INSTRUCTIONS FOR THE TASK: From the listing below, copy every line with the word "incomplete".

[Records contained in a dataset]
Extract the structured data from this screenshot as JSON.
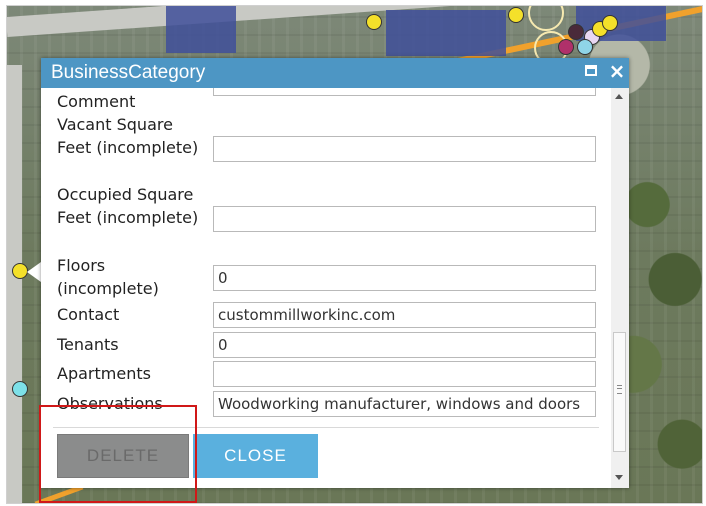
{
  "dialog": {
    "title": "BusinessCategory",
    "icons": {
      "maximize": "maximize-icon",
      "close": "close-icon"
    }
  },
  "form": {
    "comment": {
      "label": "Comment",
      "value": ""
    },
    "vacant_square_feet": {
      "label": "Vacant Square Feet (incomplete)",
      "value": ""
    },
    "occupied_square_feet": {
      "label": "Occupied Square Feet (incomplete)",
      "value": ""
    },
    "floors": {
      "label": "Floors (incomplete)",
      "value": "0"
    },
    "contact": {
      "label": "Contact",
      "value": "custommillworkinc.com"
    },
    "tenants": {
      "label": "Tenants",
      "value": "0"
    },
    "apartments": {
      "label": "Apartments",
      "value": ""
    },
    "observations": {
      "label": "Observations",
      "value": "Woodworking manufacturer, windows and doors"
    }
  },
  "buttons": {
    "delete": "DELETE",
    "close": "CLOSE"
  },
  "colors": {
    "titlebar": "#4d96c4",
    "close_button": "#5ab0de",
    "delete_button": "#8b8c8c",
    "highlight": "#d01818"
  }
}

RESULT OF THIS EXERCISE:
      "label": "Vacant Square Feet (incomplete)",
      "label": "Occupied Square Feet (incomplete)",
      "label": "Floors (incomplete)",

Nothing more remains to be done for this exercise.